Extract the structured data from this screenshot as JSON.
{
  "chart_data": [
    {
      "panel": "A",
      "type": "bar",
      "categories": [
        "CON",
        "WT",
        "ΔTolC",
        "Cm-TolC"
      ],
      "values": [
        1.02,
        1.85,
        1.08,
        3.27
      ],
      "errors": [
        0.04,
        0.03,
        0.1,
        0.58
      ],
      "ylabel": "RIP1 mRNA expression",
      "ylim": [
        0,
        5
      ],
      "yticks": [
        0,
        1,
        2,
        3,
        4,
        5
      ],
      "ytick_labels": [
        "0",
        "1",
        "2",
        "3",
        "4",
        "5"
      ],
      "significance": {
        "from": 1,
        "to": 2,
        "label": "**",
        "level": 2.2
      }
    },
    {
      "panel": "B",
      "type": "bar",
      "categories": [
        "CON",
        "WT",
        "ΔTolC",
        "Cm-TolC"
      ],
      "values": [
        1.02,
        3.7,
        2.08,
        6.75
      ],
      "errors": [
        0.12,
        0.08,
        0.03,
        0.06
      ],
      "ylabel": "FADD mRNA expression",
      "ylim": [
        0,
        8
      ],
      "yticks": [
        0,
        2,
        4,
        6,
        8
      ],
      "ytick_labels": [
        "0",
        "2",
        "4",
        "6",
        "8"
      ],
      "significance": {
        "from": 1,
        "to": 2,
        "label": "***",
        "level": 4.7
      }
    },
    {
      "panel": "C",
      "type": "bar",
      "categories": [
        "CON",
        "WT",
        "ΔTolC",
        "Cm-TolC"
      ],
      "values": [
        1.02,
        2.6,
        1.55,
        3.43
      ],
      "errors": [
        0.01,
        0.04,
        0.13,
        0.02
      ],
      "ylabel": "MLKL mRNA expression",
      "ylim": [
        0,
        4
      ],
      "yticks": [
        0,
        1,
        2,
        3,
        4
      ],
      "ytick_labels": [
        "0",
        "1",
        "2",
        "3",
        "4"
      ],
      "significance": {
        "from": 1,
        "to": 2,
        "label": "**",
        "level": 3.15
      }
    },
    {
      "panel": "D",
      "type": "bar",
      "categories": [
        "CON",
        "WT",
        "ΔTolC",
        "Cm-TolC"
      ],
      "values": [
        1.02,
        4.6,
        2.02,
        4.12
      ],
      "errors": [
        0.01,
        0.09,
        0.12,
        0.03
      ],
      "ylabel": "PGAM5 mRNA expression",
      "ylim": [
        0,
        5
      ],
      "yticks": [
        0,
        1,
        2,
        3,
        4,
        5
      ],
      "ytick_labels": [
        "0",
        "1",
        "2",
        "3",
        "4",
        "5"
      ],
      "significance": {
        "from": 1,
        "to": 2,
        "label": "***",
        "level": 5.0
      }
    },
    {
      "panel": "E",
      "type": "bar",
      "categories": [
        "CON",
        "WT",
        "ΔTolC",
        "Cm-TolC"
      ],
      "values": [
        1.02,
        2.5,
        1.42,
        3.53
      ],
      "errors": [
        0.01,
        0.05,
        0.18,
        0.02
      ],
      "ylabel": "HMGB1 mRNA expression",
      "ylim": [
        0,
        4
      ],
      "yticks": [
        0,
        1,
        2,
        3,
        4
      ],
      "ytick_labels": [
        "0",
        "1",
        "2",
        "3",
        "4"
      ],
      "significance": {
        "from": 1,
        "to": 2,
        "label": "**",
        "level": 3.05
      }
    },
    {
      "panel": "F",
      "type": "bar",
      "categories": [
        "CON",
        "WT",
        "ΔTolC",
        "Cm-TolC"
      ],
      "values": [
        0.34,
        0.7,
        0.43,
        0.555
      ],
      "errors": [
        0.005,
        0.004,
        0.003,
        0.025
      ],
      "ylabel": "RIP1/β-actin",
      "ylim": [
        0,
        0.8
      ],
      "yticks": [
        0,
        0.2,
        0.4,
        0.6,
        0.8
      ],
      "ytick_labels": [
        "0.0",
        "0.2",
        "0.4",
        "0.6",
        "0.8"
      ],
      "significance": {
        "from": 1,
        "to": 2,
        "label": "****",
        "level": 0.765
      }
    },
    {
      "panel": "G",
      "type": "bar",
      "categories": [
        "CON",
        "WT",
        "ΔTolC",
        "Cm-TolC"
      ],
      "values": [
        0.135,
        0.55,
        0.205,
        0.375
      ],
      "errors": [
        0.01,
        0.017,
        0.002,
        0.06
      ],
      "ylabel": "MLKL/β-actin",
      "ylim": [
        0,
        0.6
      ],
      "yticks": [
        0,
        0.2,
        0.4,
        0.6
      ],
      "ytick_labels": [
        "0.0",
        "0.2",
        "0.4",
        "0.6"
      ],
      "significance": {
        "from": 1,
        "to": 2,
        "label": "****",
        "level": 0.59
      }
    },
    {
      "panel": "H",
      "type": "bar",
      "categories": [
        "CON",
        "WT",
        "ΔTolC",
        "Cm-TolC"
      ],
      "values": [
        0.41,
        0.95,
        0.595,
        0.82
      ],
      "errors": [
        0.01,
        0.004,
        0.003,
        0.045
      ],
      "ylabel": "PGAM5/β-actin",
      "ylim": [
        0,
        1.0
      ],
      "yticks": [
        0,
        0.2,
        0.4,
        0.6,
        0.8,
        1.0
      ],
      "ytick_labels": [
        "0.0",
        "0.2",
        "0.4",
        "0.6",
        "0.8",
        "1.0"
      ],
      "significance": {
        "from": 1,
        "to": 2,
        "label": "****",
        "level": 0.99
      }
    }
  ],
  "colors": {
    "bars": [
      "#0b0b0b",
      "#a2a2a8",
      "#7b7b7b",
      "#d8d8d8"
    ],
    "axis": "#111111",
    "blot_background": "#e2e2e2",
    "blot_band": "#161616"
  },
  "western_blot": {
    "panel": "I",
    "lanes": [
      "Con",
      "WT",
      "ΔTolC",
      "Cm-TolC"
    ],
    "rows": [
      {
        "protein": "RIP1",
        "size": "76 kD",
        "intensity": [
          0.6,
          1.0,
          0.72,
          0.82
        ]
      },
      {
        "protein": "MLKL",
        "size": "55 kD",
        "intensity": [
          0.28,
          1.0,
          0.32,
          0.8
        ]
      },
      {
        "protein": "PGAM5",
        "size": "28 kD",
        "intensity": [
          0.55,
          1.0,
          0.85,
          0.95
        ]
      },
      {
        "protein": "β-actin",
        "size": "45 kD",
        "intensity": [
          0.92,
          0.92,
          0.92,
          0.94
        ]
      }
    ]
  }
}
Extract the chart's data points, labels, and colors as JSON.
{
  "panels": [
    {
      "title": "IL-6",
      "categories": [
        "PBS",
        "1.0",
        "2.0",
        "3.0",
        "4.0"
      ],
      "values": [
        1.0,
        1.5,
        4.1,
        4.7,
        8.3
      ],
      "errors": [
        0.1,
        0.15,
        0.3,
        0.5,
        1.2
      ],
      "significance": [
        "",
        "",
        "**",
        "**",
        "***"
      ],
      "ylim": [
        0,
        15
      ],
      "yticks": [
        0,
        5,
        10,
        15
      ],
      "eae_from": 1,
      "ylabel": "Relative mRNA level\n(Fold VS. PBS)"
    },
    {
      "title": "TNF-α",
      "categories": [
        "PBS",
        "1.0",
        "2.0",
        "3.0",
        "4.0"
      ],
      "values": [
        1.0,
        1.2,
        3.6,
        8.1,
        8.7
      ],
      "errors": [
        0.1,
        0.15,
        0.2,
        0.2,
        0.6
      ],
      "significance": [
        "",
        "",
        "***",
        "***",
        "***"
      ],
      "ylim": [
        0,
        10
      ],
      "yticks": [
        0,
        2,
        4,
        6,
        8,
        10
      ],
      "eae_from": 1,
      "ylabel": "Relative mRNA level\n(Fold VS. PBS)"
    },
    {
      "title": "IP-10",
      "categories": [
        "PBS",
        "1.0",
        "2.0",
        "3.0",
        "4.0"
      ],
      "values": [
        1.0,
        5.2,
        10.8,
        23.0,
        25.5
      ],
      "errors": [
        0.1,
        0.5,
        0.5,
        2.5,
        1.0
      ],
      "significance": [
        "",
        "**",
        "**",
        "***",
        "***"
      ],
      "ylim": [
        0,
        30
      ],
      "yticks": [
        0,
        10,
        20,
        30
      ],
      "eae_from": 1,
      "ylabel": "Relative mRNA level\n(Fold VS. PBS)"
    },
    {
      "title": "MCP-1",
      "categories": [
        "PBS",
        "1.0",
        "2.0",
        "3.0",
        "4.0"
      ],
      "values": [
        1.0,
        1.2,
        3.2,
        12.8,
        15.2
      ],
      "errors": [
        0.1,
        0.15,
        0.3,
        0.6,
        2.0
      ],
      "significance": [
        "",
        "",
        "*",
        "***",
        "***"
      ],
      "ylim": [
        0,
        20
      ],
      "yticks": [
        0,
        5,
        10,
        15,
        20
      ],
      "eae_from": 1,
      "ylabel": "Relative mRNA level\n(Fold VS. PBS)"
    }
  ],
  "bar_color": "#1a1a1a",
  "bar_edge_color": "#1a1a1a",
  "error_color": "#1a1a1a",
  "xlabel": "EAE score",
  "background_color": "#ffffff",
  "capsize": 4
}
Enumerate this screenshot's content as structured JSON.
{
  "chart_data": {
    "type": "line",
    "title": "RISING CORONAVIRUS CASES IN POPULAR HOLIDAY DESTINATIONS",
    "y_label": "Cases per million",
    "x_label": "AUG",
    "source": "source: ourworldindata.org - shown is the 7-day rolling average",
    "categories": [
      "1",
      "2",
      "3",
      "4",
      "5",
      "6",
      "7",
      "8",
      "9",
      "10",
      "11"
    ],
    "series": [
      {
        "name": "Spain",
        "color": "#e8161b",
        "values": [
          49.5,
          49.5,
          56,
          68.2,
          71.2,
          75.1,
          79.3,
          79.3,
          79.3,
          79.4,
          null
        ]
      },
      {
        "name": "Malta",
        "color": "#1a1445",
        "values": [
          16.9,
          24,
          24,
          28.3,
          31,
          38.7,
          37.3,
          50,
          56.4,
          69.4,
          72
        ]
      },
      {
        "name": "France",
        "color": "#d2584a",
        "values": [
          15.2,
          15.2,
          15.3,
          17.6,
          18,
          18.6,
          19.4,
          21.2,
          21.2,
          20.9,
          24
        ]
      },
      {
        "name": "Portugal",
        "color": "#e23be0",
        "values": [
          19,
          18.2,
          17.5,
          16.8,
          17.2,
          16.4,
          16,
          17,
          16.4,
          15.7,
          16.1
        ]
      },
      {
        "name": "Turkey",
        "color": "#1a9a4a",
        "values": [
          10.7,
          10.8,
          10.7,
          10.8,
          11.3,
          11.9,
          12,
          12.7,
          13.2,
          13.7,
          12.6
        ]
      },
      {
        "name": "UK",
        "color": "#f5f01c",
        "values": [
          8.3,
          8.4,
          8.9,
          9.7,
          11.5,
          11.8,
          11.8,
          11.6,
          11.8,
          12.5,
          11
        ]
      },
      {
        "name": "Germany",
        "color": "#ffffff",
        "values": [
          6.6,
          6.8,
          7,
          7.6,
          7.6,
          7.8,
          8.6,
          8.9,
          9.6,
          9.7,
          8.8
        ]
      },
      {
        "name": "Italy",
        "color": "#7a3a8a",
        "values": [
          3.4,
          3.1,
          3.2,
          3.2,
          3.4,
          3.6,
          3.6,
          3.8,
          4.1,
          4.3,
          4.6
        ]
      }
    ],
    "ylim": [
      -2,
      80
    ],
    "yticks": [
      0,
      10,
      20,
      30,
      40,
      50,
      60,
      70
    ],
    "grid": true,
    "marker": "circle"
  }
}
★ ★ ★
• [TASK DETAILS] Report each line of the entries where the word "actin" occurs.

• [SOLVED EXERCISE]
      "ylabel": "RIP1/β-actin",
      "ylabel": "MLKL/β-actin",
      "ylabel": "PGAM5/β-actin",
        "protein": "β-actin",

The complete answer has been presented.